== TASK TO COMPLETE ==
Rewrite the entire listing below, changing every "interactable" to "clickable" and leaving everything else unchanged. Omit the pictures from your output.

== DATA LINES ==
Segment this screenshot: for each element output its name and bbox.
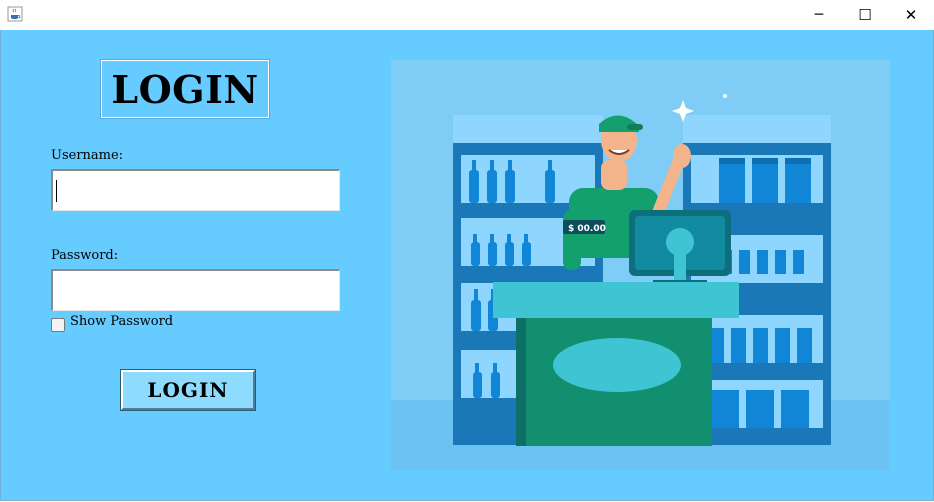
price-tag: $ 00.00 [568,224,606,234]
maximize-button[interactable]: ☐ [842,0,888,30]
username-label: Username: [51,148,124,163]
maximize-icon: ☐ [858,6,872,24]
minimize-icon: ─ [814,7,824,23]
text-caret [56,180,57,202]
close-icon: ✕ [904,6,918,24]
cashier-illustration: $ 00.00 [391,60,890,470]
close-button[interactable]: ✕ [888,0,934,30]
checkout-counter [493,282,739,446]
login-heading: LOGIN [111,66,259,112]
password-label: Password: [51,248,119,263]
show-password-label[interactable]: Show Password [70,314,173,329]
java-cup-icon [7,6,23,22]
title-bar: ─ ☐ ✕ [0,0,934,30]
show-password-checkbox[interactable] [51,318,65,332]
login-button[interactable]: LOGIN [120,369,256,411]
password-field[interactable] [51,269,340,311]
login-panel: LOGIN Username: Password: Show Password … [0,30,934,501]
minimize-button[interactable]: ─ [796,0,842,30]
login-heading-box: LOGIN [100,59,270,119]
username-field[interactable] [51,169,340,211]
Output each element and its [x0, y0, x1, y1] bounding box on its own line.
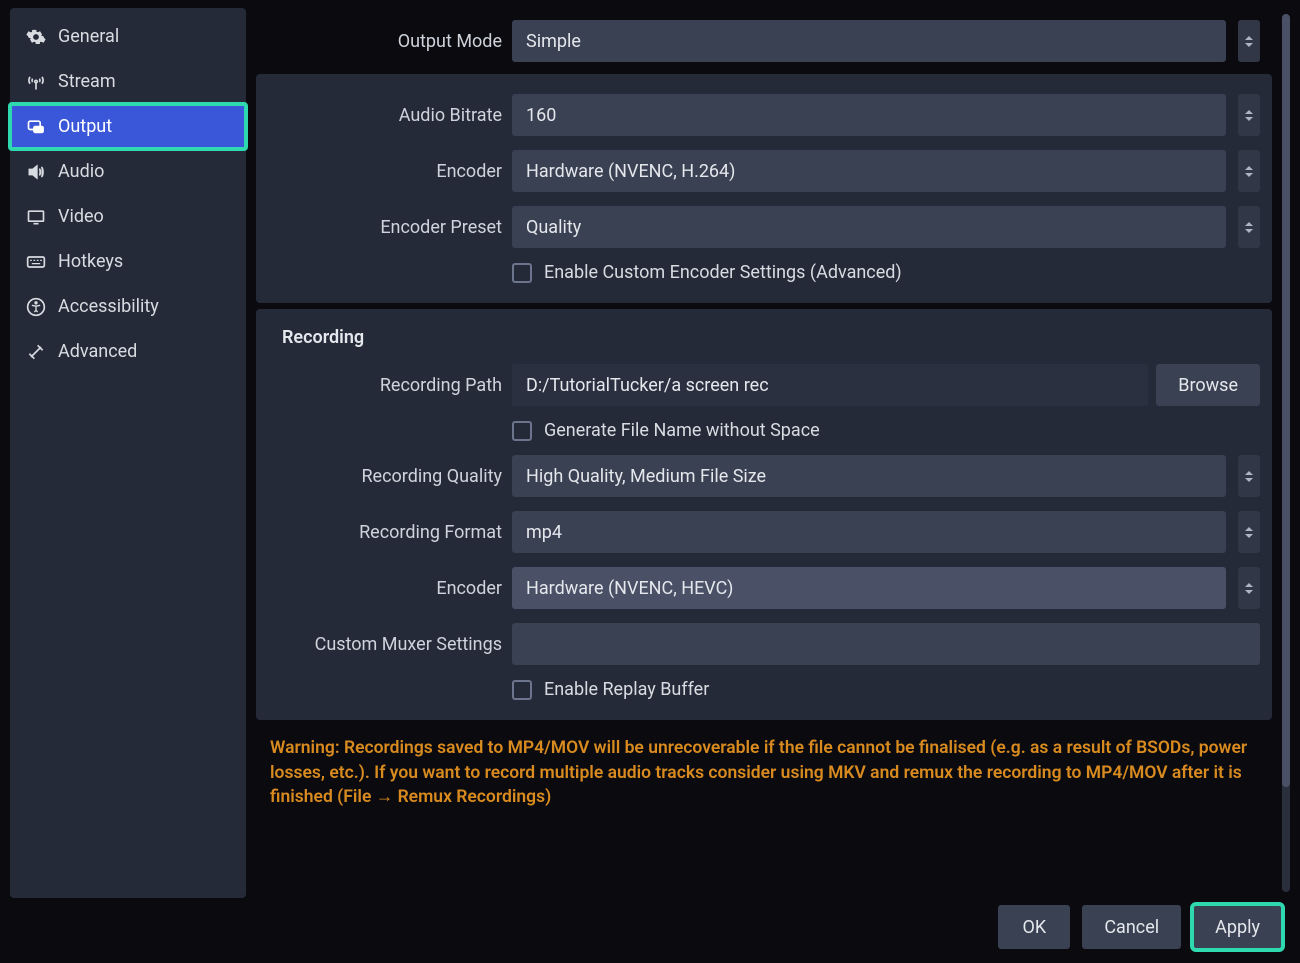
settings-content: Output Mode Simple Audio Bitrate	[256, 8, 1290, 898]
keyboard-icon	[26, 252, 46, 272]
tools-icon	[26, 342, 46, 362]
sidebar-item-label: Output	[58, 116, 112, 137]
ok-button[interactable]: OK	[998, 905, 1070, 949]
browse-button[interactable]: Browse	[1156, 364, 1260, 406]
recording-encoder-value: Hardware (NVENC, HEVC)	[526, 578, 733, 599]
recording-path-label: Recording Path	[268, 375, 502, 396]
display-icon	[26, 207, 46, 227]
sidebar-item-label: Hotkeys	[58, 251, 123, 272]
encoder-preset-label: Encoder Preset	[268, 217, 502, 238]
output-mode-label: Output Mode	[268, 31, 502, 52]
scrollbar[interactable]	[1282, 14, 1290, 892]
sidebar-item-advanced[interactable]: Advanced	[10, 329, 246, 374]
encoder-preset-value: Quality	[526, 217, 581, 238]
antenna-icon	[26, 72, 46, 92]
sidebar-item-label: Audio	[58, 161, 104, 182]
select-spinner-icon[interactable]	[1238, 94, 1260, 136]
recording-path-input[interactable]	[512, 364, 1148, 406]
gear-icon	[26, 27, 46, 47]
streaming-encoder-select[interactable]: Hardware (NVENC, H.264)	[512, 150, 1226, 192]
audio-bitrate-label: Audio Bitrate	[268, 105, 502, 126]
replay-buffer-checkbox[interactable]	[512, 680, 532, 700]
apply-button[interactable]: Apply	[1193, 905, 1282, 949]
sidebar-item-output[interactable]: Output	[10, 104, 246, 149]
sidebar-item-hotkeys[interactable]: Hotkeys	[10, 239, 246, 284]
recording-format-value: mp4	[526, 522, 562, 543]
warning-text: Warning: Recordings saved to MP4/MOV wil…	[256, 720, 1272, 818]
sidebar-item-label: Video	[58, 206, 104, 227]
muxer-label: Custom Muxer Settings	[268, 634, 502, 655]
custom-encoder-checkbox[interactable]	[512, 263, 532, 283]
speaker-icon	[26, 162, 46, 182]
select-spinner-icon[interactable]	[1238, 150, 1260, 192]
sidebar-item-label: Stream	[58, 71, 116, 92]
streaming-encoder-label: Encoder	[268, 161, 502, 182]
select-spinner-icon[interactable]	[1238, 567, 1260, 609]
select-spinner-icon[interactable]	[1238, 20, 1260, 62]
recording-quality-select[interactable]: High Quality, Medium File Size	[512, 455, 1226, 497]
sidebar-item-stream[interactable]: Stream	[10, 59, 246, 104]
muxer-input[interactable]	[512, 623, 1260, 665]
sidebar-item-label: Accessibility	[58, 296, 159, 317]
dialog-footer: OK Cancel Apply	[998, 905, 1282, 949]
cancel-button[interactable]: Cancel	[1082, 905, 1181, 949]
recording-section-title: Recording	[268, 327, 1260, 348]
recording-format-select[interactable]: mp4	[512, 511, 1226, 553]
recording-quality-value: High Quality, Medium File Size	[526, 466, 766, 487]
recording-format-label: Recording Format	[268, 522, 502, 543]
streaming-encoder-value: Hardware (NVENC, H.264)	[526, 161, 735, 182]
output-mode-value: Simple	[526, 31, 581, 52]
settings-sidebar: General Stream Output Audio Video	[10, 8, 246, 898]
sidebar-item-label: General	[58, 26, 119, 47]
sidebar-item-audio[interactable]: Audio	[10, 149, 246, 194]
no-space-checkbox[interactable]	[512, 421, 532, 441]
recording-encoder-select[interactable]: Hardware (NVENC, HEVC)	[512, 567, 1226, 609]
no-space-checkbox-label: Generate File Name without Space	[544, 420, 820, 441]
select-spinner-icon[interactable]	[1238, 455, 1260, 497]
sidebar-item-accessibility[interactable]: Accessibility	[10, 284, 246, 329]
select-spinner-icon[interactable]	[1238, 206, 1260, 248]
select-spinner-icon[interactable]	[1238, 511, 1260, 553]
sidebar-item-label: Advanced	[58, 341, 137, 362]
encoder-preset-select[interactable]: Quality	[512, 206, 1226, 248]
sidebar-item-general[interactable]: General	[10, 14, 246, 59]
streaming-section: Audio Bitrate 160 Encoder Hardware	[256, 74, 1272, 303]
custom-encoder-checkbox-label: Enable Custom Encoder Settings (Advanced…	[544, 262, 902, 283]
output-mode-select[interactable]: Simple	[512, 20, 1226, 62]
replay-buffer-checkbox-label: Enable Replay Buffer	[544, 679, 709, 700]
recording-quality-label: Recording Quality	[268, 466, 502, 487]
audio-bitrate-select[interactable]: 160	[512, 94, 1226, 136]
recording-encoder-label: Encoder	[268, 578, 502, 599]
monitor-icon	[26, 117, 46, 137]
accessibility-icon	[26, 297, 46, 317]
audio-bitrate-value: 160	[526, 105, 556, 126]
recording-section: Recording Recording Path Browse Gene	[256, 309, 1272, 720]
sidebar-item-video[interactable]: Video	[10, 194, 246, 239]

== TASK SOLUTION ==
Segment this screenshot: for each element output its name and bbox.
price-tag: $ 00.00 [568,224,606,234]
maximize-button[clickable]: ☐ [842,0,888,30]
username-label: Username: [51,148,124,163]
maximize-icon: ☐ [858,6,872,24]
minimize-icon: ─ [814,7,824,23]
text-caret [56,180,57,202]
close-icon: ✕ [904,6,918,24]
cashier-illustration: $ 00.00 [391,60,890,470]
close-button[clickable]: ✕ [888,0,934,30]
checkout-counter [493,282,739,446]
login-heading: LOGIN [111,66,259,112]
password-label: Password: [51,248,119,263]
show-password-label[clickable]: Show Password [70,314,173,329]
java-cup-icon [7,6,23,22]
title-bar: ─ ☐ ✕ [0,0,934,30]
show-password-checkbox[clickable] [51,318,65,332]
login-button[clickable]: LOGIN [120,369,256,411]
password-field[clickable] [51,269,340,311]
login-panel: LOGIN Username: Password: Show Password … [0,30,934,501]
minimize-button[clickable]: ─ [796,0,842,30]
login-heading-box: LOGIN [100,59,270,119]
username-field[clickable] [51,169,340,211]
Output each element and its [x0, y0, x1, y1] bounding box on its own line.
settings-content: Output Mode Simple Audio Bitrate	[256, 8, 1290, 898]
keyboard-icon	[26, 252, 46, 272]
tools-icon	[26, 342, 46, 362]
sidebar-item-label: Output	[58, 116, 112, 137]
ok-button[clickable]: OK	[998, 905, 1070, 949]
browse-button[clickable]: Browse	[1156, 364, 1260, 406]
recording-encoder-value: Hardware (NVENC, HEVC)	[526, 578, 733, 599]
recording-path-label: Recording Path	[268, 375, 502, 396]
display-icon	[26, 207, 46, 227]
sidebar-item-label: Hotkeys	[58, 251, 123, 272]
encoder-preset-label: Encoder Preset	[268, 217, 502, 238]
output-mode-label: Output Mode	[268, 31, 502, 52]
scrollbar[clickable]	[1282, 14, 1290, 892]
sidebar-item-advanced[clickable]: Advanced	[10, 329, 246, 374]
encoder-preset-value: Quality	[526, 217, 581, 238]
antenna-icon	[26, 72, 46, 92]
sidebar-item-label: Audio	[58, 161, 104, 182]
select-spinner-icon[clickable]	[1238, 94, 1260, 136]
recording-path-input[clickable]	[512, 364, 1148, 406]
gear-icon	[26, 27, 46, 47]
streaming-encoder-select[clickable]: Hardware (NVENC, H.264)	[512, 150, 1226, 192]
audio-bitrate-label: Audio Bitrate	[268, 105, 502, 126]
replay-buffer-checkbox[clickable]	[512, 680, 532, 700]
apply-button[clickable]: Apply	[1193, 905, 1282, 949]
sidebar-item-output[clickable]: Output	[10, 104, 246, 149]
sidebar-item-hotkeys[clickable]: Hotkeys	[10, 239, 246, 284]
recording-format-value: mp4	[526, 522, 562, 543]
warning-text: Warning: Recordings saved to MP4/MOV wil…	[256, 720, 1272, 818]
sidebar-item-label: Video	[58, 206, 104, 227]
muxer-label: Custom Muxer Settings	[268, 634, 502, 655]
custom-encoder-checkbox[clickable]	[512, 263, 532, 283]
speaker-icon	[26, 162, 46, 182]
select-spinner-icon[clickable]	[1238, 150, 1260, 192]
sidebar-item-label: Stream	[58, 71, 116, 92]
streaming-encoder-label: Encoder	[268, 161, 502, 182]
select-spinner-icon[clickable]	[1238, 567, 1260, 609]
select-spinner-icon[clickable]	[1238, 20, 1260, 62]
recording-quality-select[clickable]: High Quality, Medium File Size	[512, 455, 1226, 497]
sidebar-item-stream[clickable]: Stream	[10, 59, 246, 104]
muxer-input[clickable]	[512, 623, 1260, 665]
sidebar-item-label: Accessibility	[58, 296, 159, 317]
dialog-footer: OK Cancel Apply	[998, 905, 1282, 949]
cancel-button[clickable]: Cancel	[1082, 905, 1181, 949]
recording-section-title: Recording	[268, 327, 1260, 348]
recording-format-select[clickable]: mp4	[512, 511, 1226, 553]
recording-quality-value: High Quality, Medium File Size	[526, 466, 766, 487]
recording-format-label: Recording Format	[268, 522, 502, 543]
streaming-encoder-value: Hardware (NVENC, H.264)	[526, 161, 735, 182]
output-mode-value: Simple	[526, 31, 581, 52]
settings-sidebar: General Stream Output Audio Video	[10, 8, 246, 898]
sidebar-item-label: General	[58, 26, 119, 47]
sidebar-item-audio[clickable]: Audio	[10, 149, 246, 194]
no-space-checkbox[clickable]	[512, 421, 532, 441]
recording-encoder-select[clickable]: Hardware (NVENC, HEVC)	[512, 567, 1226, 609]
no-space-checkbox-label: Generate File Name without Space	[544, 420, 820, 441]
select-spinner-icon[clickable]	[1238, 455, 1260, 497]
sidebar-item-accessibility[clickable]: Accessibility	[10, 284, 246, 329]
select-spinner-icon[clickable]	[1238, 206, 1260, 248]
select-spinner-icon[clickable]	[1238, 511, 1260, 553]
sidebar-item-label: Advanced	[58, 341, 137, 362]
encoder-preset-select[clickable]: Quality	[512, 206, 1226, 248]
sidebar-item-general[clickable]: General	[10, 14, 246, 59]
streaming-section: Audio Bitrate 160 Encoder Hardware	[256, 74, 1272, 303]
custom-encoder-checkbox-label: Enable Custom Encoder Settings (Advanced…	[544, 262, 902, 283]
output-mode-select[clickable]: Simple	[512, 20, 1226, 62]
replay-buffer-checkbox-label: Enable Replay Buffer	[544, 679, 709, 700]
recording-quality-label: Recording Quality	[268, 466, 502, 487]
audio-bitrate-select[clickable]: 160	[512, 94, 1226, 136]
recording-encoder-label: Encoder	[268, 578, 502, 599]
monitor-icon	[26, 117, 46, 137]
accessibility-icon	[26, 297, 46, 317]
audio-bitrate-value: 160	[526, 105, 556, 126]
recording-section: Recording Recording Path Browse Gene	[256, 309, 1272, 720]
sidebar-item-video[clickable]: Video	[10, 194, 246, 239]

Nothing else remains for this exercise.